◆ PROVIDED PASSAGE:
The barriers and facilitators of VR use were encapsulated in the analytical themes of this QES and add to the existing research in this area. It is evident that the novelty of VR and its associated preconceptions acted as a barrier to its use for some older adults living with dementia. Caregivers also exhibited preconceptions that affected their willingness to implement and facilitate VR in some care settings. Such barriers were counteracted through education, training, and adequate setup procedures, as evidenced in the findings. Akin to this, support and reassurance from others were found to dissipate some of the barriers associated with VR for older adults living with dementia. Facilitators of successful VR use are also highlighted in this QES and include acknowledging concerns and worries about initial use and the need for adequate setup and facilitation for formal and informal caregivers. The negative side effects and emotions, such as fear or anxiety, discussed in this review are also consistent with previous research [27] and are highlighted by Moreno et al [76] in a systematic review of people with neurocognitive disorders, including Alzheimer disease, with adverse effects reported by a minority of participants. The Moreno et al [76] findings suggest that adverse effects are not exclusive to this population but are universal and should be monitored as with any user group [76]. Moreover, previous research has acknowledged that the diagnosis of dementia is not a barrier to the use of VR systems. However, procedures must be in place to adequately step into virtuality [77]. A meta-analysis undertaken by Kim et al [26] pointed to the need for adaptive systems and, in particular, methodology type and interaction technique that account for the sensory needs of people living with dementia [26]. Future research should consider and address these barriers and facilitators to ensure positive VR experiences for all stakeholders.

The setting also appeared to be a facilitator for VR use in several of the included studies. Baker et al [78] and Miller et al [79] explored VR use in residential and community facilities and suggested that environments with staff facilitation, Internet connectivity, and physical space may provide additional support and encouragement in terms of VR setup and other feasibility issues that may not be as apparent in the home environment. They also suggested that using VR in a home environment may be more convenient and comfortable and elicit different experiences of using the technology, particularly at the preparatory and initial stages of use [78,79].

This review provides evidence of the need to explore the importance of “in the moment” experiences versus long-term sustained outcomes. At present, evaluations have been cited as the most authentic form of data collection and reflect how a person with dementia feels at a given time [80]. VR may provide a means of being in the moment and help frame the lived experiences of people living with dementia [81]. Consistent with the findings of this review, previous empirical research [82,83] has acknowledged the lack of apparent lasting outcomes associated with VR use and stated that a lack of such outcomes should not devalue the overall experience [82,83]. Instead, the focus should be shifted to the philosophy of doing so for the moment [81,82,84,85]. Indeed, health and social care professionals are encouraged to meet people living with dementia “in” the moment, and focus on reporting the value of the present, here, and now experiences [81,84,86].

◆ DATA PROVIDED:
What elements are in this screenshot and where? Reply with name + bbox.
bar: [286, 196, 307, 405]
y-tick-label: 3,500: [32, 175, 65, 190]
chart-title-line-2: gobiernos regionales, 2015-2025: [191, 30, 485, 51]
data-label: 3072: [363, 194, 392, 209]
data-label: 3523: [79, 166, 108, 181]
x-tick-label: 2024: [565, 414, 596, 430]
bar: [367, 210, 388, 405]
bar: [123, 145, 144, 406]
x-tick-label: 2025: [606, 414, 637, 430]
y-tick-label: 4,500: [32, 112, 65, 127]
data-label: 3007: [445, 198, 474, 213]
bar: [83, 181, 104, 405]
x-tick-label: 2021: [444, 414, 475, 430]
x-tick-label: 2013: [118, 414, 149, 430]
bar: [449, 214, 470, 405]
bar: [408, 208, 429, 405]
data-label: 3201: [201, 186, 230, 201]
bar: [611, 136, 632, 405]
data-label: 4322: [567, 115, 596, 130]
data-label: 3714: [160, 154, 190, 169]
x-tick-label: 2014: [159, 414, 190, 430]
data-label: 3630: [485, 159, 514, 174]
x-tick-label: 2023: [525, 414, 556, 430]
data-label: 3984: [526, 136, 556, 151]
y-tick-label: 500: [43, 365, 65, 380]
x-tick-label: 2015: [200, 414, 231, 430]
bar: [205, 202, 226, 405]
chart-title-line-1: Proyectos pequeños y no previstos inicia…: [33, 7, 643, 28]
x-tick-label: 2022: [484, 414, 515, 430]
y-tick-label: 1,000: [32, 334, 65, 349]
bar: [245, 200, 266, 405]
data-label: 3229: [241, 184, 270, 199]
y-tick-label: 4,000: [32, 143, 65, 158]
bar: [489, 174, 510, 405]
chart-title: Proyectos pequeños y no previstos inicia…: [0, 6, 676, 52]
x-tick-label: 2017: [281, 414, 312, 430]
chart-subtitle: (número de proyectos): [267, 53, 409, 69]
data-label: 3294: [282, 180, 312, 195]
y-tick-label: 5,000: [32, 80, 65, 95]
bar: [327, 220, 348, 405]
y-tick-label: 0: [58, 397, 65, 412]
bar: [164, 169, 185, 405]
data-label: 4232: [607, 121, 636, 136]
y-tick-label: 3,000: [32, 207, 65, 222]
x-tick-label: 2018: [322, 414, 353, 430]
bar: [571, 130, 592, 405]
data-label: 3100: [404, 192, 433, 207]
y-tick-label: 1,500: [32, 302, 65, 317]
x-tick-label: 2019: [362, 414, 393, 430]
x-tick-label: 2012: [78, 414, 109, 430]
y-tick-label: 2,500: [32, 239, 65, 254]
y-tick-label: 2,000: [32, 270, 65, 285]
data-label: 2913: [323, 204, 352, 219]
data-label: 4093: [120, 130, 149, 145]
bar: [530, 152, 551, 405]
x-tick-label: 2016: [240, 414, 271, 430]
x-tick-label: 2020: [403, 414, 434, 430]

◆ WORK ORDER A: In the passage on VR and dementia, what kinds of environments did Baker et al and Miller et al suggest may give additional support with VR setup?
◆ WORK ORDER B: From the passage on VR and dementia, reproduce the text starting with "The setting also" and going on through "of use [78,79].".
◆ WORK ORDER C: Translate this sentence from the passage on VR and dementia into Spanish: "Future research should consider and address these barriers and facilitators to ensure positive VR experiences for all stakeholders."

◆ EXPECTED ANSWER A: Environments with staff facilitation, Internet connectivity, and physical space.

◆ EXPECTED ANSWER B:
The setting also appeared to be a facilitator for VR use in several of the included studies. Baker et al [78] and Miller et al [79] explored VR use in residential and community facilities and suggested that environments with staff facilitation, Internet connectivity, and physical space may provide additional support and encouragement in terms of VR setup and other feasibility issues that may not be as apparent in the home environment. They also suggested that using VR in a home environment may be more convenient and comfortable and elicit different experiences of using the technology, particularly at the preparatory and initial stages of use [78,79].

◆ EXPECTED ANSWER C: Las investigaciones futuras deberían considerar y abordar estas barreras y facilitadores para garantizar experiencias positivas de RV para todas las partes interesadas.